▸ Information supplied
━━━━

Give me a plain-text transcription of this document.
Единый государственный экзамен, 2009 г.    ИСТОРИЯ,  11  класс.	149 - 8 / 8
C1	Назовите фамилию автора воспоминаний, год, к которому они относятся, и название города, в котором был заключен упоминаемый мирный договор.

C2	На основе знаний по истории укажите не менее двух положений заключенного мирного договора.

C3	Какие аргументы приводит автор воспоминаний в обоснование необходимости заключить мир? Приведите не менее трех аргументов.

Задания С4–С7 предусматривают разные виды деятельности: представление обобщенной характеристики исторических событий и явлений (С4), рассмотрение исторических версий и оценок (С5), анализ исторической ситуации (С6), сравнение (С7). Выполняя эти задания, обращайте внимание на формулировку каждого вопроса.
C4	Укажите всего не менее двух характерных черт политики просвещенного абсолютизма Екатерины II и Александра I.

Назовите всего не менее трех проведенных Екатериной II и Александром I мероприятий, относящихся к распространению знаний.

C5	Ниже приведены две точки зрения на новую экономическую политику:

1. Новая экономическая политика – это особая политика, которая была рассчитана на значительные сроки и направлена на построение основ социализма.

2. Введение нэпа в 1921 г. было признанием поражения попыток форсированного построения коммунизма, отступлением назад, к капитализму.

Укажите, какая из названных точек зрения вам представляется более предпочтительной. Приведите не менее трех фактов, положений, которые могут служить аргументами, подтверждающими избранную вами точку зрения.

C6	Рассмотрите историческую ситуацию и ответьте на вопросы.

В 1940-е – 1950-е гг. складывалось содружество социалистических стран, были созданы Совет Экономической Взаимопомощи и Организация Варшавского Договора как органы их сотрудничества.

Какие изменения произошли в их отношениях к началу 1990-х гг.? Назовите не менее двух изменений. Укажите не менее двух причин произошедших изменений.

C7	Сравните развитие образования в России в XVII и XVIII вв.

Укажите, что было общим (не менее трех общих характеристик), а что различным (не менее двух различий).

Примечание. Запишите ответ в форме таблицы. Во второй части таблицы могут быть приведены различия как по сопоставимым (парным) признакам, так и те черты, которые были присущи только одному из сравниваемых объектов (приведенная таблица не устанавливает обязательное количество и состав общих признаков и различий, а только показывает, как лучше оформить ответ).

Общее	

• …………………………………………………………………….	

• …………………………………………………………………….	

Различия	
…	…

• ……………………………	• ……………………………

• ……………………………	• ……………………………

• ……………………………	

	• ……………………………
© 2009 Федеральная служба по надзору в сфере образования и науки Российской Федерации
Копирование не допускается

━━━━

▸ Work to do
Each record above should be repeated exactly as it appears.

▸ Complete answer
Give me a plain-text transcription of this document.
Единый государственный экзамен, 2009 г.    ИСТОРИЯ,  11  класс.	149 - 8 / 8
C1	Назовите фамилию автора воспоминаний, год, к которому они относятся, и название города, в котором был заключен упоминаемый мирный договор.

C2	На основе знаний по истории укажите не менее двух положений заключенного мирного договора.

C3	Какие аргументы приводит автор воспоминаний в обоснование необходимости заключить мир? Приведите не менее трех аргументов.

Задания С4–С7 предусматривают разные виды деятельности: представление обобщенной характеристики исторических событий и явлений (С4), рассмотрение исторических версий и оценок (С5), анализ исторической ситуации (С6), сравнение (С7). Выполняя эти задания, обращайте внимание на формулировку каждого вопроса.
C4	Укажите всего не менее двух характерных черт политики просвещенного абсолютизма Екатерины II и Александра I.

Назовите всего не менее трех проведенных Екатериной II и Александром I мероприятий, относящихся к распространению знаний.

C5	Ниже приведены две точки зрения на новую экономическую политику:

1. Новая экономическая политика – это особая политика, которая была рассчитана на значительные сроки и направлена на построение основ социализма.

2. Введение нэпа в 1921 г. было признанием поражения попыток форсированного построения коммунизма, отступлением назад, к капитализму.

Укажите, какая из названных точек зрения вам представляется более предпочтительной. Приведите не менее трех фактов, положений, которые могут служить аргументами, подтверждающими избранную вами точку зрения.

C6	Рассмотрите историческую ситуацию и ответьте на вопросы.

В 1940-е – 1950-е гг. складывалось содружество социалистических стран, были созданы Совет Экономической Взаимопомощи и Организация Варшавского Договора как органы их сотрудничества.

Какие изменения произошли в их отношениях к началу 1990-х гг.? Назовите не менее двух изменений. Укажите не менее двух причин произошедших изменений.

C7	Сравните развитие образования в России в XVII и XVIII вв.

Укажите, что было общим (не менее трех общих характеристик), а что различным (не менее двух различий).

Примечание. Запишите ответ в форме таблицы. Во второй части таблицы могут быть приведены различия как по сопоставимым (парным) признакам, так и те черты, которые были присущи только одному из сравниваемых объектов (приведенная таблица не устанавливает обязательное количество и состав общих признаков и различий, а только показывает, как лучше оформить ответ).

Общее	

• …………………………………………………………………….	

• …………………………………………………………………….	

Различия	
…	…

• ……………………………	• ……………………………

• ……………………………	• ……………………………

• ……………………………	

	• ……………………………
© 2009 Федеральная служба по надзору в сфере образования и науки Российской Федерации
Копирование не допускается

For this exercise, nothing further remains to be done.